DIRECTIONS: Copy each line below that contains "Frequency".

───── RECORDS PROVIDED ─────

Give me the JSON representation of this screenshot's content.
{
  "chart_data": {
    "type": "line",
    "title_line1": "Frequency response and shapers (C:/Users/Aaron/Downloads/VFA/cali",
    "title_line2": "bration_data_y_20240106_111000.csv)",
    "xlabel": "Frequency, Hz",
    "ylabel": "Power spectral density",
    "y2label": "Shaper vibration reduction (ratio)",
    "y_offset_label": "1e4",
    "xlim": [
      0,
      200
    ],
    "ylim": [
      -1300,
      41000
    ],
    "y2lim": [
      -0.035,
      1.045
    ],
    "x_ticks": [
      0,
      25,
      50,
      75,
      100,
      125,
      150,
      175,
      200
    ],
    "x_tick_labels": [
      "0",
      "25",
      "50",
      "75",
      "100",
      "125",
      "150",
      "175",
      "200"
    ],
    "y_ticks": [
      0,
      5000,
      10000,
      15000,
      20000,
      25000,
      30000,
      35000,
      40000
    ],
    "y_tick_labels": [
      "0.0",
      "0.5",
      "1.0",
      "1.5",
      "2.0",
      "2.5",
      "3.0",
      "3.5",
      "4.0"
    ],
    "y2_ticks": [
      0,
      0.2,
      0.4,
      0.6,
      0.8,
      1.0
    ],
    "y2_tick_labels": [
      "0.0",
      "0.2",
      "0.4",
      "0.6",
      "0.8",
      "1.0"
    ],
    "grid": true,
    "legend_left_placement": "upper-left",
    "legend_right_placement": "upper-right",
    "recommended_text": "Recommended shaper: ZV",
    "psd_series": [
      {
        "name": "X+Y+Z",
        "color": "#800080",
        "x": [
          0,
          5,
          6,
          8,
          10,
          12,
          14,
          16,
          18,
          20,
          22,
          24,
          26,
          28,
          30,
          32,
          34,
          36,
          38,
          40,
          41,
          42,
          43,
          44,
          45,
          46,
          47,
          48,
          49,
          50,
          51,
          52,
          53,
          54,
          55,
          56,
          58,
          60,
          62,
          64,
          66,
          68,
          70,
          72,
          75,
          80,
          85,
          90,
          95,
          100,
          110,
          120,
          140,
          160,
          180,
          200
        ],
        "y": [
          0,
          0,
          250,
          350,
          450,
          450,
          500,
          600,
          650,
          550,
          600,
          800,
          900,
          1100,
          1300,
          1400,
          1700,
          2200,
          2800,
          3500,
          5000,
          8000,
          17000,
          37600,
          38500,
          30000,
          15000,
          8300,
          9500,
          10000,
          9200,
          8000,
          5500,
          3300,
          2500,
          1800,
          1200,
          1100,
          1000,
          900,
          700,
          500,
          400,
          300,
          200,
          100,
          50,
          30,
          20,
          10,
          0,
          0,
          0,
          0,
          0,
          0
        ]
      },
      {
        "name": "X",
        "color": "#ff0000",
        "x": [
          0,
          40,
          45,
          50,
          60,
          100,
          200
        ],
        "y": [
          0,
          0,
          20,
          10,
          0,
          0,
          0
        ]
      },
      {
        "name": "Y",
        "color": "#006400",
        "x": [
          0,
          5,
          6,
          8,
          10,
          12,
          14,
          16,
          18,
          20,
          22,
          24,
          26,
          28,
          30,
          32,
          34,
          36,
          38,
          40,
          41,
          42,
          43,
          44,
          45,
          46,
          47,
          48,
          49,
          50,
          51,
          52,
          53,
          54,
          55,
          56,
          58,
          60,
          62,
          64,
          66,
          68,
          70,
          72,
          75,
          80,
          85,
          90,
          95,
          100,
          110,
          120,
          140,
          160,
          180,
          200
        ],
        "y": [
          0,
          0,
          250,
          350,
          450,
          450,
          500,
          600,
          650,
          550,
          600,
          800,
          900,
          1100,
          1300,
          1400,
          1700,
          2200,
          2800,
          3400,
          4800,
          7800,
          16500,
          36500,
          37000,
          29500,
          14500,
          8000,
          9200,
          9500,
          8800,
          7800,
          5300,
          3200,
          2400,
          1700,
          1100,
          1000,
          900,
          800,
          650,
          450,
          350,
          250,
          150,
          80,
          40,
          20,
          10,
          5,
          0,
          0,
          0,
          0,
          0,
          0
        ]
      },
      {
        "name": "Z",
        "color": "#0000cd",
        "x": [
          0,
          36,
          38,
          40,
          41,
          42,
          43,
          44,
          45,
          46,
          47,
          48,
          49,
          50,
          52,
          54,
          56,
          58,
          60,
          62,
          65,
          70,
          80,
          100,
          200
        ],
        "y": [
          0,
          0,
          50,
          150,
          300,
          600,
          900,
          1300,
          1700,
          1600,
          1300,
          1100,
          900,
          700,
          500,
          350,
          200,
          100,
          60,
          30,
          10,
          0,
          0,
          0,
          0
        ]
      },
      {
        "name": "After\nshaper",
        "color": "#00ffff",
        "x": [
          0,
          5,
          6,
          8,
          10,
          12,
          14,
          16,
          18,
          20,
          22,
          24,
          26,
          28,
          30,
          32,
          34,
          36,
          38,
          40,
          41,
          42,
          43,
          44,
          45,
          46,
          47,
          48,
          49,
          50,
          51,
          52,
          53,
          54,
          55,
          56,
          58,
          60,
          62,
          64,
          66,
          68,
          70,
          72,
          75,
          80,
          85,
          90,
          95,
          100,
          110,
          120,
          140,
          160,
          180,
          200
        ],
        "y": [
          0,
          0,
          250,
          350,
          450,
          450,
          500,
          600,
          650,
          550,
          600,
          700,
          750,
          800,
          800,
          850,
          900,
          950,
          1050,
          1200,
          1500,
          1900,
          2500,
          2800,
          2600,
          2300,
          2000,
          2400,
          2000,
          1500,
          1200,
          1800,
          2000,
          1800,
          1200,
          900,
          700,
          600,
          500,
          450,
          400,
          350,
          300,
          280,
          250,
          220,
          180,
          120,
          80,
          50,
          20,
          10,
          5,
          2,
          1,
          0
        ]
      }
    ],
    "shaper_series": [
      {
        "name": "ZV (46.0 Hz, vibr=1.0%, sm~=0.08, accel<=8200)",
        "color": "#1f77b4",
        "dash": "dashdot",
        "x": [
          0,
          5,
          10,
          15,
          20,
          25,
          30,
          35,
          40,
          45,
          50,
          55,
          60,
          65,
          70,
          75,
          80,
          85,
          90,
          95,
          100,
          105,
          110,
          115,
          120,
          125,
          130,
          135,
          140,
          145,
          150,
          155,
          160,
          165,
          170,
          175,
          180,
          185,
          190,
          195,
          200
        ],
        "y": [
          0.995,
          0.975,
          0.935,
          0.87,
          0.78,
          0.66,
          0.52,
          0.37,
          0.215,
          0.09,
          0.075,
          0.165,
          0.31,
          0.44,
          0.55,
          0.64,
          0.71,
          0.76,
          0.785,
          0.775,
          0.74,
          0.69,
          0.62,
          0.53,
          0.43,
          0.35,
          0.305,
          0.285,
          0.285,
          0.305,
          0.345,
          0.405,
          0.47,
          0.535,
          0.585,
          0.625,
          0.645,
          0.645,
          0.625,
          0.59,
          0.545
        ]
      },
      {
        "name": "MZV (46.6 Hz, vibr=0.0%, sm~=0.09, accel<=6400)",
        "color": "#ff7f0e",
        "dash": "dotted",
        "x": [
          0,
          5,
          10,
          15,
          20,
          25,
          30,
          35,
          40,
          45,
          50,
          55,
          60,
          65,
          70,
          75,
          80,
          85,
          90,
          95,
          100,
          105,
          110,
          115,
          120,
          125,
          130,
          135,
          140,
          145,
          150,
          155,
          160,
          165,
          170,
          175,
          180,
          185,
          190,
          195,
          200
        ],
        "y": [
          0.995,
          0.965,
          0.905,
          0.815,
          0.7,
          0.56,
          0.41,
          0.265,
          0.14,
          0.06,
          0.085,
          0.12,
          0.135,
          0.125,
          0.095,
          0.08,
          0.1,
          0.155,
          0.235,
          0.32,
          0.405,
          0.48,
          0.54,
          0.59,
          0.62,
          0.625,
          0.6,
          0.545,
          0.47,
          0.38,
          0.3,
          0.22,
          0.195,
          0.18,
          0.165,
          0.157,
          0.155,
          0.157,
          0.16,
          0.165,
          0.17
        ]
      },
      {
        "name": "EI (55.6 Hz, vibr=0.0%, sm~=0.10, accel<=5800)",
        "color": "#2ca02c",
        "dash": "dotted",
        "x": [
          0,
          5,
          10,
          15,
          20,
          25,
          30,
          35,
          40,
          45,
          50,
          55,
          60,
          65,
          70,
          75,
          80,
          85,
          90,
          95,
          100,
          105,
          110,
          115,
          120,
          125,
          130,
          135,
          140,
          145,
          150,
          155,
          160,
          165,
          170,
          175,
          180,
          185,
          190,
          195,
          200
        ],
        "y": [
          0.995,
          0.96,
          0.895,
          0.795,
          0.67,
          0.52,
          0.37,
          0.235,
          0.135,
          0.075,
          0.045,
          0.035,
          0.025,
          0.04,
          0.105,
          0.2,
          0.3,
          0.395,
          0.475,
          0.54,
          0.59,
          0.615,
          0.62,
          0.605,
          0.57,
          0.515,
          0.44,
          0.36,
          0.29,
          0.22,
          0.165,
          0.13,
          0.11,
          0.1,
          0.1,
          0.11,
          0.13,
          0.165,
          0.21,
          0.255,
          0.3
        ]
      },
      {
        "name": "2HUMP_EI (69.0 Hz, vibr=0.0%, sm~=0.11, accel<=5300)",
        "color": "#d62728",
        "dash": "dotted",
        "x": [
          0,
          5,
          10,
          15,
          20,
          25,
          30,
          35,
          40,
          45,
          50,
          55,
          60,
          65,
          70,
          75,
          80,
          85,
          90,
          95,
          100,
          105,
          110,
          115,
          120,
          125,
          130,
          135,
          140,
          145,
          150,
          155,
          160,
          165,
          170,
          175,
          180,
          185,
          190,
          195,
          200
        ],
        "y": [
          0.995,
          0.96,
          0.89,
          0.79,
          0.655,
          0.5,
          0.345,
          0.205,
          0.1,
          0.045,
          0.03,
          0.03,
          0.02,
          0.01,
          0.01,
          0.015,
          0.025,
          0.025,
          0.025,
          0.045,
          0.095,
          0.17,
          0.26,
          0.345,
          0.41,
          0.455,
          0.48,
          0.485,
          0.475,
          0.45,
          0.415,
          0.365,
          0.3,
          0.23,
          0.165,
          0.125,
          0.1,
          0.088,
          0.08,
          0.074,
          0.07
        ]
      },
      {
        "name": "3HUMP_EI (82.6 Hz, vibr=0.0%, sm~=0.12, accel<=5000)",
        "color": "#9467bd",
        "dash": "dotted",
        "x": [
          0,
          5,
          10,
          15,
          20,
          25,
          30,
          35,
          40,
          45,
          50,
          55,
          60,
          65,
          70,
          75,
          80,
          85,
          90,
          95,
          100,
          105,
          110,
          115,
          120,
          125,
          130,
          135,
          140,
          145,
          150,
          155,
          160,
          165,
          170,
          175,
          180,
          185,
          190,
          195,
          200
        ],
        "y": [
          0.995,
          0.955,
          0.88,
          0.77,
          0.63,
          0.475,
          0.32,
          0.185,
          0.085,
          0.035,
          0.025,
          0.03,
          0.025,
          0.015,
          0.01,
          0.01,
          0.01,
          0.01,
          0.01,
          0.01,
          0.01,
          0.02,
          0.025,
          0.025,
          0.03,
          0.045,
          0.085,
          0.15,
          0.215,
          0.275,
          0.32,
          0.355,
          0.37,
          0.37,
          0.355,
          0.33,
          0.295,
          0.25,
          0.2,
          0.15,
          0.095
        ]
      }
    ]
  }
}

─────

WRITTEN SOLUTION:
    "title_line1": "Frequency response and shapers (C:/Users/Aaron/Downloads/VFA/cali",
    "xlabel": "Frequency, Hz",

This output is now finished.